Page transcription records
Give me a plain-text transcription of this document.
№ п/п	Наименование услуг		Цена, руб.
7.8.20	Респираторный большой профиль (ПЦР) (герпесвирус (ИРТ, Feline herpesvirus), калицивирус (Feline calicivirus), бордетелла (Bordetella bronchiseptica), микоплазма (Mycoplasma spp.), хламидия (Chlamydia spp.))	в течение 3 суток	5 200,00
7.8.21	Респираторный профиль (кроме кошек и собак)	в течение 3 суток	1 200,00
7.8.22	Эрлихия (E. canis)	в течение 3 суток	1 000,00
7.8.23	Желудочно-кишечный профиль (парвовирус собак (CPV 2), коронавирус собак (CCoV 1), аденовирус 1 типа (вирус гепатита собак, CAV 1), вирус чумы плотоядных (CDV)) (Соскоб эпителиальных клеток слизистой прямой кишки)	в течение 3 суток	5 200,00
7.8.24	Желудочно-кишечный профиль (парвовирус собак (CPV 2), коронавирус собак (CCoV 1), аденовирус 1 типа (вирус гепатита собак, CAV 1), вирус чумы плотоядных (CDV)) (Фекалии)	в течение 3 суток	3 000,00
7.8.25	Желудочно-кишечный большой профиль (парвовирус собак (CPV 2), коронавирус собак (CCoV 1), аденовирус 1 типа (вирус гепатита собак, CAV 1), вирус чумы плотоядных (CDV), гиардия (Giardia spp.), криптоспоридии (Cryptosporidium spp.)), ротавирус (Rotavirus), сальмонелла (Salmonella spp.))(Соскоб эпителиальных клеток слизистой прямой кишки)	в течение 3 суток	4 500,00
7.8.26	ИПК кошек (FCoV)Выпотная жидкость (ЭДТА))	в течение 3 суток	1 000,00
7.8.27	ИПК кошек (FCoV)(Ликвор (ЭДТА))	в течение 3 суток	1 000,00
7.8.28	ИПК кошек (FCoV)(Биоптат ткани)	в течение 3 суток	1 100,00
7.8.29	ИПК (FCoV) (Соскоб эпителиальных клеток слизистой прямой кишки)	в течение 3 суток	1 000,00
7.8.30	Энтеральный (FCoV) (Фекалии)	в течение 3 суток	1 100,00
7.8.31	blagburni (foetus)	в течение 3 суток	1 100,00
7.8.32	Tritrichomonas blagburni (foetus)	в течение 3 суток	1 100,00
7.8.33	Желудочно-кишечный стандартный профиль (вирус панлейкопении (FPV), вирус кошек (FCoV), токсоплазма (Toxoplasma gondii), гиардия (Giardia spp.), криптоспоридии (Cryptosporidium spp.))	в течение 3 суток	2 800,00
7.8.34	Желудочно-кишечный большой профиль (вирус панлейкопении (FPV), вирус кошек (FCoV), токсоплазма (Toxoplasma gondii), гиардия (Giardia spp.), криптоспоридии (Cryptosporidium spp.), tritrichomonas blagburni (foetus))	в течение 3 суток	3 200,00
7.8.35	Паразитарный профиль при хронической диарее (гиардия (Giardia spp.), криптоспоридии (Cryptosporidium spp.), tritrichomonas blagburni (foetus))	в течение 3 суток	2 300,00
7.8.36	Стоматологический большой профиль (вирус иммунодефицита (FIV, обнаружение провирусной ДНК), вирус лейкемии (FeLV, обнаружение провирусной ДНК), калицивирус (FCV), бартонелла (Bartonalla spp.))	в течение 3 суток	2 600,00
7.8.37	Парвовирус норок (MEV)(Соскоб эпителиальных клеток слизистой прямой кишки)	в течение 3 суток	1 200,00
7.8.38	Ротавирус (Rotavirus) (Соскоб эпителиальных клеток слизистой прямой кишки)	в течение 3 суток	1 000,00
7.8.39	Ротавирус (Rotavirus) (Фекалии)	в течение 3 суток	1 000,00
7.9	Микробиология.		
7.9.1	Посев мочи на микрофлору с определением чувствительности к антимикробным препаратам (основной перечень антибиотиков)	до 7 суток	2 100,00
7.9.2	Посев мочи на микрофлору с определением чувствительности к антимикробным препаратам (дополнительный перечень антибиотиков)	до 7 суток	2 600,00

[Action item]
All records above must be printed again, exactly.

[Your response]
Give me a plain-text transcription of this document.
№ п/п	Наименование услуг		Цена, руб.
7.8.20	Респираторный большой профиль (ПЦР) (герпесвирус (ИРТ, Feline herpesvirus), калицивирус (Feline calicivirus), бордетелла (Bordetella bronchiseptica), микоплазма (Mycoplasma spp.), хламидия (Chlamydia spp.))	в течение 3 суток	5 200,00
7.8.21	Респираторный профиль (кроме кошек и собак)	в течение 3 суток	1 200,00
7.8.22	Эрлихия (E. canis)	в течение 3 суток	1 000,00
7.8.23	Желудочно-кишечный профиль (парвовирус собак (CPV 2), коронавирус собак (CCoV 1), аденовирус 1 типа (вирус гепатита собак, CAV 1), вирус чумы плотоядных (CDV)) (Соскоб эпителиальных клеток слизистой прямой кишки)	в течение 3 суток	5 200,00
7.8.24	Желудочно-кишечный профиль (парвовирус собак (CPV 2), коронавирус собак (CCoV 1), аденовирус 1 типа (вирус гепатита собак, CAV 1), вирус чумы плотоядных (CDV)) (Фекалии)	в течение 3 суток	3 000,00
7.8.25	Желудочно-кишечный большой профиль (парвовирус собак (CPV 2), коронавирус собак (CCoV 1), аденовирус 1 типа (вирус гепатита собак, CAV 1), вирус чумы плотоядных (CDV), гиардия (Giardia spp.), криптоспоридии (Cryptosporidium spp.)), ротавирус (Rotavirus), сальмонелла (Salmonella spp.))(Соскоб эпителиальных клеток слизистой прямой кишки)	в течение 3 суток	4 500,00
7.8.26	ИПК кошек (FCoV)Выпотная жидкость (ЭДТА))	в течение 3 суток	1 000,00
7.8.27	ИПК кошек (FCoV)(Ликвор (ЭДТА))	в течение 3 суток	1 000,00
7.8.28	ИПК кошек (FCoV)(Биоптат ткани)	в течение 3 суток	1 100,00
7.8.29	ИПК (FCoV) (Соскоб эпителиальных клеток слизистой прямой кишки)	в течение 3 суток	1 000,00
7.8.30	Энтеральный (FCoV) (Фекалии)	в течение 3 суток	1 100,00
7.8.31	blagburni (foetus)	в течение 3 суток	1 100,00
7.8.32	Tritrichomonas blagburni (foetus)	в течение 3 суток	1 100,00
7.8.33	Желудочно-кишечный стандартный профиль (вирус панлейкопении (FPV), вирус кошек (FCoV), токсоплазма (Toxoplasma gondii), гиардия (Giardia spp.), криптоспоридии (Cryptosporidium spp.))	в течение 3 суток	2 800,00
7.8.34	Желудочно-кишечный большой профиль (вирус панлейкопении (FPV), вирус кошек (FCoV), токсоплазма (Toxoplasma gondii), гиардия (Giardia spp.), криптоспоридии (Cryptosporidium spp.), tritrichomonas blagburni (foetus))	в течение 3 суток	3 200,00
7.8.35	Паразитарный профиль при хронической диарее (гиардия (Giardia spp.), криптоспоридии (Cryptosporidium spp.), tritrichomonas blagburni (foetus))	в течение 3 суток	2 300,00
7.8.36	Стоматологический большой профиль (вирус иммунодефицита (FIV, обнаружение провирусной ДНК), вирус лейкемии (FeLV, обнаружение провирусной ДНК), калицивирус (FCV), бартонелла (Bartonalla spp.))	в течение 3 суток	2 600,00
7.8.37	Парвовирус норок (MEV)(Соскоб эпителиальных клеток слизистой прямой кишки)	в течение 3 суток	1 200,00
7.8.38	Ротавирус (Rotavirus) (Соскоб эпителиальных клеток слизистой прямой кишки)	в течение 3 суток	1 000,00
7.8.39	Ротавирус (Rotavirus) (Фекалии)	в течение 3 суток	1 000,00
7.9	Микробиология.		
7.9.1	Посев мочи на микрофлору с определением чувствительности к антимикробным препаратам (основной перечень антибиотиков)	до 7 суток	2 100,00
7.9.2	Посев мочи на микрофлору с определением чувствительности к антимикробным препаратам (дополнительный перечень антибиотиков)	до 7 суток	2 600,00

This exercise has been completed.